▶ [Brief] In the data that follows, find the line containing "Output a JSON"; then quote that line and every line after it, exactly, through the last one.

▶ [Excerpted data]
○ ○ ○ ○ ○
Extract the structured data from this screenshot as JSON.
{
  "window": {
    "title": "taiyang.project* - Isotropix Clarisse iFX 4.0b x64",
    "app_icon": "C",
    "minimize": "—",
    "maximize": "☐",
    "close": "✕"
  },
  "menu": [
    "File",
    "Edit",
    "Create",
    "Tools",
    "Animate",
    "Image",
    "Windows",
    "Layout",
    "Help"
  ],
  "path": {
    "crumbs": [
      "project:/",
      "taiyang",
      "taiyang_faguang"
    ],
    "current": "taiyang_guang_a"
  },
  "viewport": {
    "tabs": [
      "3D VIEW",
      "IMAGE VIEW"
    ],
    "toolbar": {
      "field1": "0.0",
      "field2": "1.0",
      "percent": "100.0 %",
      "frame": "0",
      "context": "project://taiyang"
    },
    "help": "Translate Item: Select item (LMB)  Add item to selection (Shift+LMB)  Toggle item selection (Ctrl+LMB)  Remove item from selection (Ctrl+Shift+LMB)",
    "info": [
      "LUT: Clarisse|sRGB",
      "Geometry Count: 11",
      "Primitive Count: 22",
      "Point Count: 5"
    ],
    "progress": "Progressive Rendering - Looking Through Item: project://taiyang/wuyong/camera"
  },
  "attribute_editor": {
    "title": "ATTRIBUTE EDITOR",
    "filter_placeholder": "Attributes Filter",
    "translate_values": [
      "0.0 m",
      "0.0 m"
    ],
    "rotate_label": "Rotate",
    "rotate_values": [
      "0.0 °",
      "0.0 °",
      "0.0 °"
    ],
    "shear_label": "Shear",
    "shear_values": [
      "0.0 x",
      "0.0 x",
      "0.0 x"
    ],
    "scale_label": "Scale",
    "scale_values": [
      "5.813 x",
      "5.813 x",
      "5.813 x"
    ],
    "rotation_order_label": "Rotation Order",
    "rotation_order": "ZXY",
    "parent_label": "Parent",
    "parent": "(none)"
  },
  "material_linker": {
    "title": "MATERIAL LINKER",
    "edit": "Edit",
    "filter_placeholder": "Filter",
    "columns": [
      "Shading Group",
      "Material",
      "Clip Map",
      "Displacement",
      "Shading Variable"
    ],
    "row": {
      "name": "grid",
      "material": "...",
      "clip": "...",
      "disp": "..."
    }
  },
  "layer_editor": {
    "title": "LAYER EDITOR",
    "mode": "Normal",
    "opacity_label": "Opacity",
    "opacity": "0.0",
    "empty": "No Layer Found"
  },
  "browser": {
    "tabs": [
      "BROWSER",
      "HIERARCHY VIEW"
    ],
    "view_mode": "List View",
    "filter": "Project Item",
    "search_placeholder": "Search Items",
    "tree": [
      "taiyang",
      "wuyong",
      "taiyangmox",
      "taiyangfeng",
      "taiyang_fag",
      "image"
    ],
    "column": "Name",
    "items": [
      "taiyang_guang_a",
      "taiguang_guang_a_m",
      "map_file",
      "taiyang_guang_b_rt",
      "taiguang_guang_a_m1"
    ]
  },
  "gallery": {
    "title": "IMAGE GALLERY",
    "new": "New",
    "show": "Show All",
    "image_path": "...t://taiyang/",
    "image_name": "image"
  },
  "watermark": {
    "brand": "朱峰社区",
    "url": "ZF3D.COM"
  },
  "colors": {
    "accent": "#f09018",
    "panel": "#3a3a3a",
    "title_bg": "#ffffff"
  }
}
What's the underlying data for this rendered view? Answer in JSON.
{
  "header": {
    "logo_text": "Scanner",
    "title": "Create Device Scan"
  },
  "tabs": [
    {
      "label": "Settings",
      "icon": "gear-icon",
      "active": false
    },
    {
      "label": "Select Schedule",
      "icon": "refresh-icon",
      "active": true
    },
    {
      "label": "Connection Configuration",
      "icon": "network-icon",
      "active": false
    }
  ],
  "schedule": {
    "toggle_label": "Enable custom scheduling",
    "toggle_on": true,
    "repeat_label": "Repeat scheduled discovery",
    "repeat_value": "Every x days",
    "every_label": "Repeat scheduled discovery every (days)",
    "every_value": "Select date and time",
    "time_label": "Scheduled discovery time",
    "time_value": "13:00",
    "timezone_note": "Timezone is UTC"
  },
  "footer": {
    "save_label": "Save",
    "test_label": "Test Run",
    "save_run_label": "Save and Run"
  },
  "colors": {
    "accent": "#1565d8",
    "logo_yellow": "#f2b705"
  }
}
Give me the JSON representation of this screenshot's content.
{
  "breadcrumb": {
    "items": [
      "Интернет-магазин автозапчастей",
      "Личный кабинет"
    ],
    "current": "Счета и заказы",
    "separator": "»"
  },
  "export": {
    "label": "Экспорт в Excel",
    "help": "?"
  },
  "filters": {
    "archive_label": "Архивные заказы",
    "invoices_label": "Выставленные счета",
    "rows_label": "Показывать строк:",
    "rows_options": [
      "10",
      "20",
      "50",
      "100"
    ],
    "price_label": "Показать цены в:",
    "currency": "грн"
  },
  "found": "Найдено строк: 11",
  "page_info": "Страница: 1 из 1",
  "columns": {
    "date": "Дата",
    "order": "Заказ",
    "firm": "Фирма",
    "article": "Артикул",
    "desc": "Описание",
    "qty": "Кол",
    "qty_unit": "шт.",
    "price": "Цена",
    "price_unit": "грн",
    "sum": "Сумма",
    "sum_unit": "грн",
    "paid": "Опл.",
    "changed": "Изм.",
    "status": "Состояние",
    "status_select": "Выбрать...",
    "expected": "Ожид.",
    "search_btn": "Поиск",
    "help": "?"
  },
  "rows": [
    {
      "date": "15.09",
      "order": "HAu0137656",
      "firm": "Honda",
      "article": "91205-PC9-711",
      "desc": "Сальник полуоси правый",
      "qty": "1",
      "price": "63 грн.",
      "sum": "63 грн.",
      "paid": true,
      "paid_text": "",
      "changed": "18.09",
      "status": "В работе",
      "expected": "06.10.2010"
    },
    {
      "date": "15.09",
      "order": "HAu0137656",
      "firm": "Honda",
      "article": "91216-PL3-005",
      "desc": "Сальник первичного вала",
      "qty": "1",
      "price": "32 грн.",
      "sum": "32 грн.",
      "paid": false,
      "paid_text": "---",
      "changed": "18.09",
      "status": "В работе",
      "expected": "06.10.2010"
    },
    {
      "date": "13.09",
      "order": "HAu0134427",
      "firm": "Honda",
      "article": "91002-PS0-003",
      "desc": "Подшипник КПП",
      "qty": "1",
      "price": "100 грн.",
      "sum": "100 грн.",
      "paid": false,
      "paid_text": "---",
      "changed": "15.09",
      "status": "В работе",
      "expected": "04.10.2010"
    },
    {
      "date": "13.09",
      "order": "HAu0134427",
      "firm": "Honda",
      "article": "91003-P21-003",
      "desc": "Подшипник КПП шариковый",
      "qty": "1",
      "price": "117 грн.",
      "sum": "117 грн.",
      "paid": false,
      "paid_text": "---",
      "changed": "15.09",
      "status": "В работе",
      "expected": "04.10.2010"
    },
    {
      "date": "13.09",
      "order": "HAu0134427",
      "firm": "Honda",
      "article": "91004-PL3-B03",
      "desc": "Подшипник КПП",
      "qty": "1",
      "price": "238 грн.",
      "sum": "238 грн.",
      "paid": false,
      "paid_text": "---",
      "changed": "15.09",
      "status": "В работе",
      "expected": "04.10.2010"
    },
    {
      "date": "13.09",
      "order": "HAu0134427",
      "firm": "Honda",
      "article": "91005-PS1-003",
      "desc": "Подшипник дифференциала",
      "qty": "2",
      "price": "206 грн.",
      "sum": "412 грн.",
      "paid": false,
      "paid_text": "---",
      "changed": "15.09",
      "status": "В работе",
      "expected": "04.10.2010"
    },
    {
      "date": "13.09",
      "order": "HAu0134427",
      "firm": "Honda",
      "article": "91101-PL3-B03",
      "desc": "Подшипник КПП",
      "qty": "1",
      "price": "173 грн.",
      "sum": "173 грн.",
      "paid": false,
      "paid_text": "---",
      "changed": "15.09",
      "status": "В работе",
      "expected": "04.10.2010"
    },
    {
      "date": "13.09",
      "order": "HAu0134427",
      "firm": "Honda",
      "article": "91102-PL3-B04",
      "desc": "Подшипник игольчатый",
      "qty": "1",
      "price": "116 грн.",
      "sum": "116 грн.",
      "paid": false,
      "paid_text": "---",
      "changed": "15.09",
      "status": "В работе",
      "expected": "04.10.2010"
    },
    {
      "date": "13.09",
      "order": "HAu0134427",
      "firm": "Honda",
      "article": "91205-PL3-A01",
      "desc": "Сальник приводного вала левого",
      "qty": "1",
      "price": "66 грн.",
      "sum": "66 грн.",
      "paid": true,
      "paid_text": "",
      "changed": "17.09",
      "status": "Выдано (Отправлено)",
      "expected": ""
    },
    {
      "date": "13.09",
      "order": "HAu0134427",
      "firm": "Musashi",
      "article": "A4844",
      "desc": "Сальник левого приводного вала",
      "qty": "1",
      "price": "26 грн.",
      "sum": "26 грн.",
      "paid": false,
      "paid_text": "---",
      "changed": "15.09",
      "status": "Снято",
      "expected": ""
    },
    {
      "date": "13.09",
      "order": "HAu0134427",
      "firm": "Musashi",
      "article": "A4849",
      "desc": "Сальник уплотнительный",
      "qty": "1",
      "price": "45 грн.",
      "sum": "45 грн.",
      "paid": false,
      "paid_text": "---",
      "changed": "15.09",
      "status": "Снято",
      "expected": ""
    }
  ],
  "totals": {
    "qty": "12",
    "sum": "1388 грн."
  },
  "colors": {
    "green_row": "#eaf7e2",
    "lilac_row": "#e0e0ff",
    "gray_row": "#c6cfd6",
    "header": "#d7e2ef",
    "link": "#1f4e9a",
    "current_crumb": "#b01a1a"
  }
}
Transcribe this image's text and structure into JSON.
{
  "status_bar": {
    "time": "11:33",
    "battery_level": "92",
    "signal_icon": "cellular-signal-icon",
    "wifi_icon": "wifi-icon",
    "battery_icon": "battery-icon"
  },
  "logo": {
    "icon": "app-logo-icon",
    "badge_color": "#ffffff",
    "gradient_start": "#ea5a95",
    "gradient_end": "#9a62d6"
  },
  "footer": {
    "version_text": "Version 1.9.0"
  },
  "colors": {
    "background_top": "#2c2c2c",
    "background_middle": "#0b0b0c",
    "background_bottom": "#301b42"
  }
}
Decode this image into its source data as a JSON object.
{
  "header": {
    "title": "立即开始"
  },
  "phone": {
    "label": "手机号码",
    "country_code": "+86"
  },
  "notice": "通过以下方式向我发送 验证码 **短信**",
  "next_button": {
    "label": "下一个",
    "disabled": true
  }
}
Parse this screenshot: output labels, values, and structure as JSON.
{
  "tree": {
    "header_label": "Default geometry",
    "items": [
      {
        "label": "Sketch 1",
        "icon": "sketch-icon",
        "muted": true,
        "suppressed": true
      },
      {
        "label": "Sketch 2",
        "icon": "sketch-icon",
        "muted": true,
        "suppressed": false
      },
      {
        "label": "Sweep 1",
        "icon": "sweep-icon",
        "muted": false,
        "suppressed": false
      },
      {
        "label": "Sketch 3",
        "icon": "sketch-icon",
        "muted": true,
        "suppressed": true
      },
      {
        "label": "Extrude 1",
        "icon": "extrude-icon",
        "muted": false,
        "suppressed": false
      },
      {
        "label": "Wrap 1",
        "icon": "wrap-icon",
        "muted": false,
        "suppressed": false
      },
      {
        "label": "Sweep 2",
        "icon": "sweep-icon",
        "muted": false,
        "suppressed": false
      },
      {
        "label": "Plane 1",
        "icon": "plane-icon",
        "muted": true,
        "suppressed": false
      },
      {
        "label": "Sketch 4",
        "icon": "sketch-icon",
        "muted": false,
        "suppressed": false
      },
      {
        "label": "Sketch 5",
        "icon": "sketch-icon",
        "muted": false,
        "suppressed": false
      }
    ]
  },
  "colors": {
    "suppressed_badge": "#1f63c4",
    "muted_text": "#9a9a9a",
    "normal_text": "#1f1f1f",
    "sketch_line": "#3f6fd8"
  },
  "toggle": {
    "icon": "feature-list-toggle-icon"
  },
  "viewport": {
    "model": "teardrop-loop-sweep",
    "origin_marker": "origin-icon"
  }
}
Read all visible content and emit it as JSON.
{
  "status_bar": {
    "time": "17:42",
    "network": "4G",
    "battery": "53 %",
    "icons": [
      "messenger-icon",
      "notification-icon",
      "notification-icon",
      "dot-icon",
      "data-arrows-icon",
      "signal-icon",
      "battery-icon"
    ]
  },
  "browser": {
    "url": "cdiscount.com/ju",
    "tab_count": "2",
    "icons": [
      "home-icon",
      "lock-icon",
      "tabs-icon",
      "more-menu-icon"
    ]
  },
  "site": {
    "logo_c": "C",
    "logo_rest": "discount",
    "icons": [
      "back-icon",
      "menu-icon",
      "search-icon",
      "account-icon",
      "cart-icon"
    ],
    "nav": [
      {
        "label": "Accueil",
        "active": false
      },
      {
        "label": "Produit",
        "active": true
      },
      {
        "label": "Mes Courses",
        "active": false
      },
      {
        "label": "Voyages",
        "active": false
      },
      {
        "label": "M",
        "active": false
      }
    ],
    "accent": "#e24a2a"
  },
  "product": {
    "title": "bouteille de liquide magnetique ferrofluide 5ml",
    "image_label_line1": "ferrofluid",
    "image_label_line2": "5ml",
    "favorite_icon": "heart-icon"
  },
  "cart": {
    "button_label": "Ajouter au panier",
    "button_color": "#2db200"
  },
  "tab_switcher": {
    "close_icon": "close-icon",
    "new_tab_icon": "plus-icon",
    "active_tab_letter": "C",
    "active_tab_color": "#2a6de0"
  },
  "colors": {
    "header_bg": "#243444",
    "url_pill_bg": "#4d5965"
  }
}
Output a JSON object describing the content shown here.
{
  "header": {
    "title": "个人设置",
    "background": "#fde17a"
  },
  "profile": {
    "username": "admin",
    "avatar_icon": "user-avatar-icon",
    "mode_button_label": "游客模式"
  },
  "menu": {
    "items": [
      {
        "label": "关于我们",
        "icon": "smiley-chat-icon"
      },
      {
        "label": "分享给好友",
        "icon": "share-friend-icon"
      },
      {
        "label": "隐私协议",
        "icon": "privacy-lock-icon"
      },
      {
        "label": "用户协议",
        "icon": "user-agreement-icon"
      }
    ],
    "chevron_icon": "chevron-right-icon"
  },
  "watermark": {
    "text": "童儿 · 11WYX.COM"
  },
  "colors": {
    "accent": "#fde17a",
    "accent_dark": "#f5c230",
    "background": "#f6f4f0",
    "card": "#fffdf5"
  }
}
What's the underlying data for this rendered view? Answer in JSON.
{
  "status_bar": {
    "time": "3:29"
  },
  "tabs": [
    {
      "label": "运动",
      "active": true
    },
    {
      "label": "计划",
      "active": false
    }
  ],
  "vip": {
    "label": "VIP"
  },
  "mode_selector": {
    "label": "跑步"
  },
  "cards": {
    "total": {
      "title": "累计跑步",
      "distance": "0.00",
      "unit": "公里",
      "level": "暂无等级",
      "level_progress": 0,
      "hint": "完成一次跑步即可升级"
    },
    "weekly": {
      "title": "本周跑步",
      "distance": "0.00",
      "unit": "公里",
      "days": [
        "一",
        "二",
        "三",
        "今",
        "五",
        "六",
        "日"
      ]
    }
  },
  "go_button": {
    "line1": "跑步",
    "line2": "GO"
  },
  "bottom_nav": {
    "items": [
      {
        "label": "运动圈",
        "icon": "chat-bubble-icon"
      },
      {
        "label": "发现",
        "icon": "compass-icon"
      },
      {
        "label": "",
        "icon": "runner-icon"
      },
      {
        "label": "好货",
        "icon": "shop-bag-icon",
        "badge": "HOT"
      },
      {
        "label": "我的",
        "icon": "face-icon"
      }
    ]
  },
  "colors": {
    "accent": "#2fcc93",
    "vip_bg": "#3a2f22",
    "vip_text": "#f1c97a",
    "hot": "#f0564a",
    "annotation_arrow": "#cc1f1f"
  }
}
○ ○ ○ ○ ○
▶ [Written response]
Output a JSON object describing the content shown here.
{
  "header": {
    "title": "个人设置",
    "background": "#fde17a"
  },
  "profile": {
    "username": "admin",
    "avatar_icon": "user-avatar-icon",
    "mode_button_label": "游客模式"
  },
  "menu": {
    "items": [
      {
        "label": "关于我们",
        "icon": "smiley-chat-icon"
      },
      {
        "label": "分享给好友",
        "icon": "share-friend-icon"
      },
      {
        "label": "隐私协议",
        "icon": "privacy-lock-icon"
      },
      {
        "label": "用户协议",
        "icon": "user-agreement-icon"
      }
    ],
    "chevron_icon": "chevron-right-icon"
  },
  "watermark": {
    "text": "童儿 · 11WYX.COM"
  },
  "colors": {
    "accent": "#fde17a",
    "accent_dark": "#f5c230",
    "background": "#f6f4f0",
    "card": "#fffdf5"
  }
}
What's the underlying data for this rendered view? Answer in JSON.
{
  "status_bar": {
    "time": "3:29"
  },
  "tabs": [
    {
      "label": "运动",
      "active": true
    },
    {
      "label": "计划",
      "active": false
    }
  ],
  "vip": {
    "label": "VIP"
  },
  "mode_selector": {
    "label": "跑步"
  },
  "cards": {
    "total": {
      "title": "累计跑步",
      "distance": "0.00",
      "unit": "公里",
      "level": "暂无等级",
      "level_progress": 0,
      "hint": "完成一次跑步即可升级"
    },
    "weekly": {
      "title": "本周跑步",
      "distance": "0.00",
      "unit": "公里",
      "days": [
        "一",
        "二",
        "三",
        "今",
        "五",
        "六",
        "日"
      ]
    }
  },
  "go_button": {
    "line1": "跑步",
    "line2": "GO"
  },
  "bottom_nav": {
    "items": [
      {
        "label": "运动圈",
        "icon": "chat-bubble-icon"
      },
      {
        "label": "发现",
        "icon": "compass-icon"
      },
      {
        "label": "",
        "icon": "runner-icon"
      },
      {
        "label": "好货",
        "icon": "shop-bag-icon",
        "badge": "HOT"
      },
      {
        "label": "我的",
        "icon": "face-icon"
      }
    ]
  },
  "colors": {
    "accent": "#2fcc93",
    "vip_bg": "#3a2f22",
    "vip_text": "#f1c97a",
    "hot": "#f0564a",
    "annotation_arrow": "#cc1f1f"
  }
}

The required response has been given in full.